THE PROBLEM
Across the entries below, how many lines contain the string "روپے"? Give only the count.
--- INPUT MATERIAL ---
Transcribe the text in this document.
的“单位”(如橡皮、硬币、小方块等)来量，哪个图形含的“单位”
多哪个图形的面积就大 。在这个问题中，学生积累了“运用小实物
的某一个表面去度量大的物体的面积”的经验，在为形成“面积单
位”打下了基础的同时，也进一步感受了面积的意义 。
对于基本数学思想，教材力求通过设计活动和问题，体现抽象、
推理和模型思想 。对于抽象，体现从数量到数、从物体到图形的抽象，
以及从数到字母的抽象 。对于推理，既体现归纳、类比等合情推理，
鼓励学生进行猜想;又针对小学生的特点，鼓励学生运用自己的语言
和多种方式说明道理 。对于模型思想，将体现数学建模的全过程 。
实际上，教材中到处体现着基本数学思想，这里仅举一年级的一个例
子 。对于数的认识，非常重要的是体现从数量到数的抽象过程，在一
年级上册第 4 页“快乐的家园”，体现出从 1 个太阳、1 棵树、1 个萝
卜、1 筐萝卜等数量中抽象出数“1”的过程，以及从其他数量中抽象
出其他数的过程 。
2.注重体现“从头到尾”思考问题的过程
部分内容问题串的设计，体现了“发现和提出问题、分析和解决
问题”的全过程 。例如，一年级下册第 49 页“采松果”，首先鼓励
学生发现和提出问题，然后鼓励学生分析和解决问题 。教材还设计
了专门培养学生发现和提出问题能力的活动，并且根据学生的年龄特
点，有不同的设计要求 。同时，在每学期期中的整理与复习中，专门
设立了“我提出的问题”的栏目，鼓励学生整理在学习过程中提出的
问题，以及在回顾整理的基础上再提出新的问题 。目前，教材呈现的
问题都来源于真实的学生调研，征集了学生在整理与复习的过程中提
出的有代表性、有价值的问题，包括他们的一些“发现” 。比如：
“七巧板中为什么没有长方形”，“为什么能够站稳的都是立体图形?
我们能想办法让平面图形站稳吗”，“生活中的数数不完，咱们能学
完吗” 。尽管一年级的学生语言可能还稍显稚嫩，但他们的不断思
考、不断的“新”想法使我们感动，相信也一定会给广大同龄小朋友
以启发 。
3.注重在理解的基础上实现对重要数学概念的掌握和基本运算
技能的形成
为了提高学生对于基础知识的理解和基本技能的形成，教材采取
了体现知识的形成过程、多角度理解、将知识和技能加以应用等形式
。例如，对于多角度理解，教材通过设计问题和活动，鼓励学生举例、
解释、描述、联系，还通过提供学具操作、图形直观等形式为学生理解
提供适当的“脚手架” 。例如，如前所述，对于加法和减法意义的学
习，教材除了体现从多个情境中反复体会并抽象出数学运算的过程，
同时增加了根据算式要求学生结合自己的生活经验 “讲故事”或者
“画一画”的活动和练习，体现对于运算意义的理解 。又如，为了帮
---
--- INPUT MATERIAL ---
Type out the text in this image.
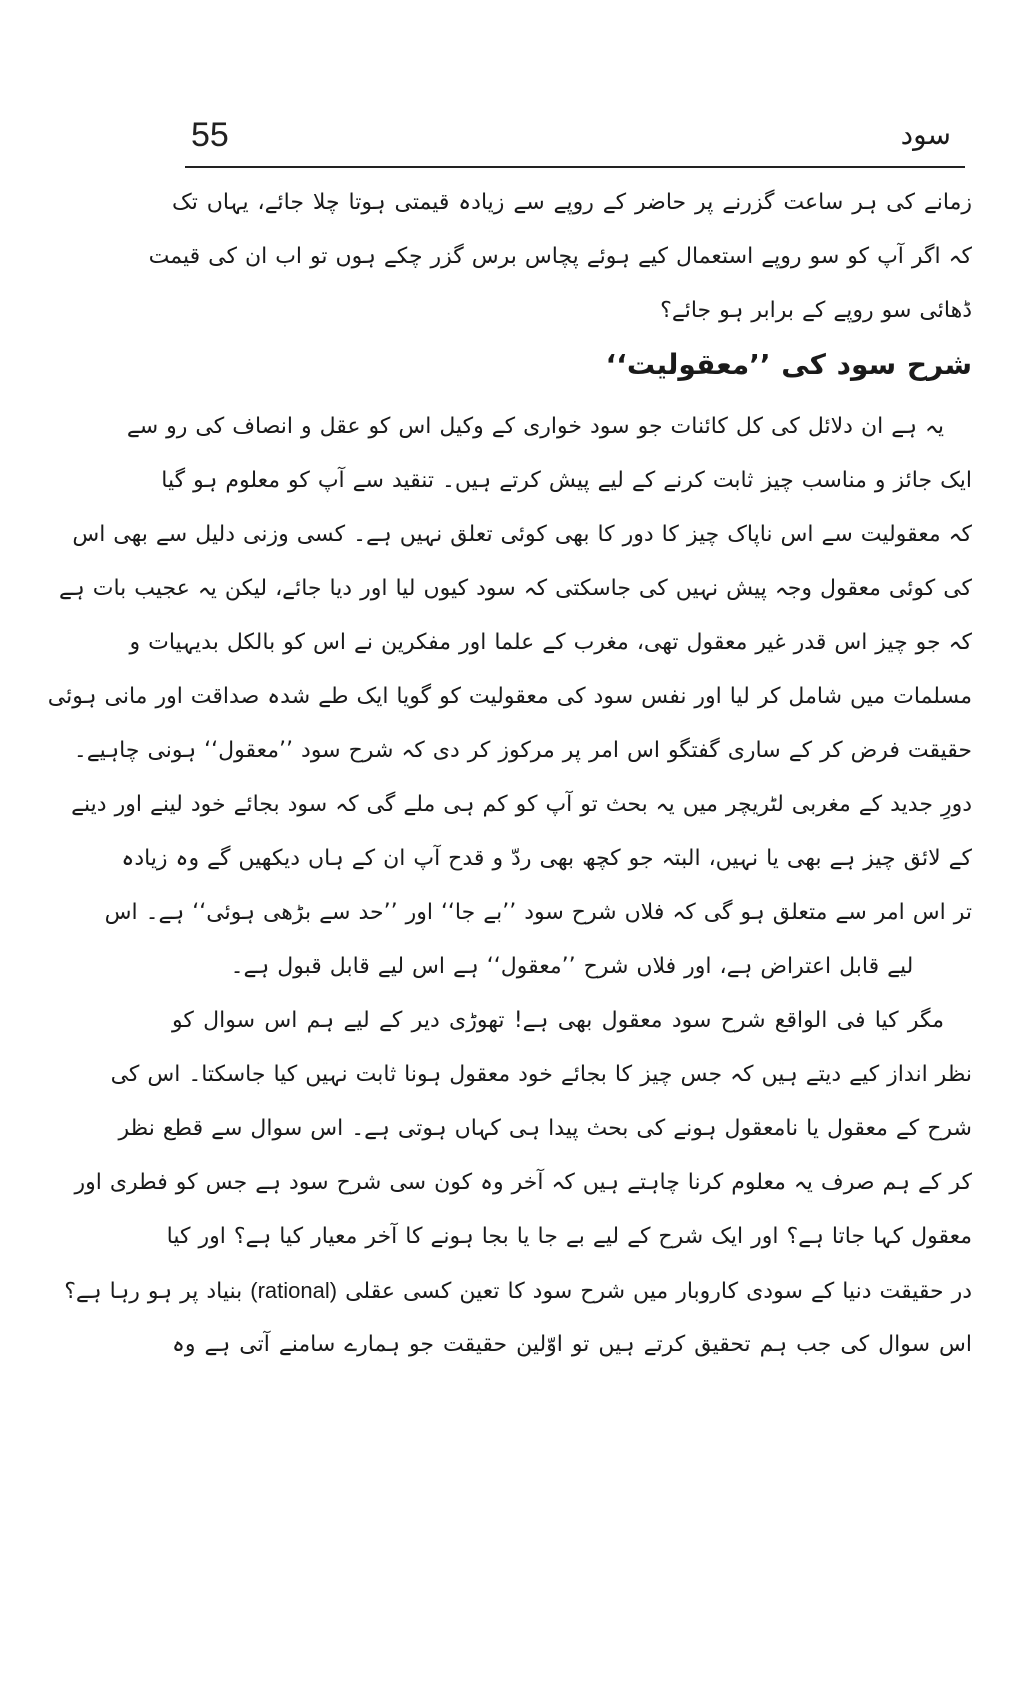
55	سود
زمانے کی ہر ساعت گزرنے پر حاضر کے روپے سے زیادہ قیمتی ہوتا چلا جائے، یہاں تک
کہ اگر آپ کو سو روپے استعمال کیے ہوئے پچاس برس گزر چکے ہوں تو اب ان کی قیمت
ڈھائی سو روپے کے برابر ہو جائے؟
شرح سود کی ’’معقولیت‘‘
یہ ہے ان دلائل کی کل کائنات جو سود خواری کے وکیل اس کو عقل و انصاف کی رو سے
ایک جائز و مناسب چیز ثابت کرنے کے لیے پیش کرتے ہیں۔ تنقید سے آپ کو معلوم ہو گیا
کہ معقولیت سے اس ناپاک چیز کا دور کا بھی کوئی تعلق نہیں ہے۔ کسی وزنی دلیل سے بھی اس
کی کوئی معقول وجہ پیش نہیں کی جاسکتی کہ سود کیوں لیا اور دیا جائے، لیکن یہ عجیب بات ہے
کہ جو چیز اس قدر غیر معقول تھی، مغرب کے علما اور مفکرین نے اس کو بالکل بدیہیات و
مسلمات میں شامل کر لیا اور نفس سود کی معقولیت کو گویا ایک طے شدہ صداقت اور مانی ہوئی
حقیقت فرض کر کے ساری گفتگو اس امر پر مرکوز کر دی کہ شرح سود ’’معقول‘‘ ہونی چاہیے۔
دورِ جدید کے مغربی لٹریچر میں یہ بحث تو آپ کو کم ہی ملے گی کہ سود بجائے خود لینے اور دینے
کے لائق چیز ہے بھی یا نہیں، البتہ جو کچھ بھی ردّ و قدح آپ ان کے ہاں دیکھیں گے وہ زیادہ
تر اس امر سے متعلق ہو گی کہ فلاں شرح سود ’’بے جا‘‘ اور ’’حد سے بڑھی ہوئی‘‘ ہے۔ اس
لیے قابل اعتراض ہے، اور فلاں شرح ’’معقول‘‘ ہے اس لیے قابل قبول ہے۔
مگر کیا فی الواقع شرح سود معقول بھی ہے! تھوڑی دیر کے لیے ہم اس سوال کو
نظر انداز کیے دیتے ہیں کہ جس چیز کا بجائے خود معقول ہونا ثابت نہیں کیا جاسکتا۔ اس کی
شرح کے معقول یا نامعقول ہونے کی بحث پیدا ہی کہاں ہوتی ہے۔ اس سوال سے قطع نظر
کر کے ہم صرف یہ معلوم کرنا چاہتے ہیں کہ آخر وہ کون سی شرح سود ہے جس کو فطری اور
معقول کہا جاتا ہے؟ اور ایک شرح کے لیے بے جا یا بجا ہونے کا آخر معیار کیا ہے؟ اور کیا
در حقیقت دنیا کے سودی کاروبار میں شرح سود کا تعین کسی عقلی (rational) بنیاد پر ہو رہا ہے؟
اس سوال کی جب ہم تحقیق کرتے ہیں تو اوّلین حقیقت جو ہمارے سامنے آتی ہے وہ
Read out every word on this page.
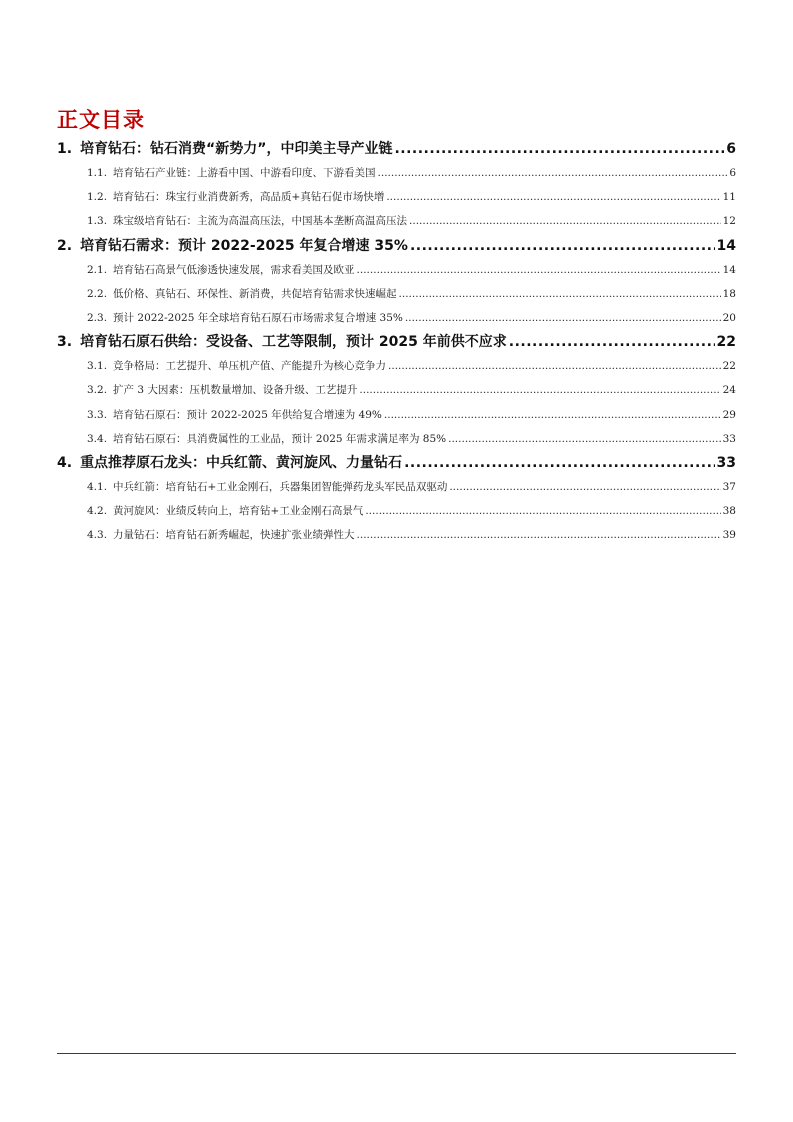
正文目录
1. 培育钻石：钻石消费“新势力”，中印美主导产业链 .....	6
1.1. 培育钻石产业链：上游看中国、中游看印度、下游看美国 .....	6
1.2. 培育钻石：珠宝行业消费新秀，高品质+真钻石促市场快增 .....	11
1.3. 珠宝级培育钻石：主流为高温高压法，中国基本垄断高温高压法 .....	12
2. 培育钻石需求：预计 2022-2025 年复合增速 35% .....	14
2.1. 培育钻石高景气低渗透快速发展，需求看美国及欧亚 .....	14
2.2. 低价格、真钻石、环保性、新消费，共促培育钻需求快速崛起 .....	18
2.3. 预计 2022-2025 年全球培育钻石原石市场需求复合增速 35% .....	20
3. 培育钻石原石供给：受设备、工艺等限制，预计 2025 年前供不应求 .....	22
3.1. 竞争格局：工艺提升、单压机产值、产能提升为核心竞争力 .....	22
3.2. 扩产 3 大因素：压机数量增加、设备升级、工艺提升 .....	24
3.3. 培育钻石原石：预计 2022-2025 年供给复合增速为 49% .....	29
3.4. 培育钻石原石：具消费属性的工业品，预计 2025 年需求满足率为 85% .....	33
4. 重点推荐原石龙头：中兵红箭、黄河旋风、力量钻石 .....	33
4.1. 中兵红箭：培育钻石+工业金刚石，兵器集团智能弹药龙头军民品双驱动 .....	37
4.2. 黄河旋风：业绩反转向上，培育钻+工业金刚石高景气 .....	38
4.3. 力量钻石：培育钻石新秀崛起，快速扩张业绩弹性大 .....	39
---
EXERCISE ANSWER
3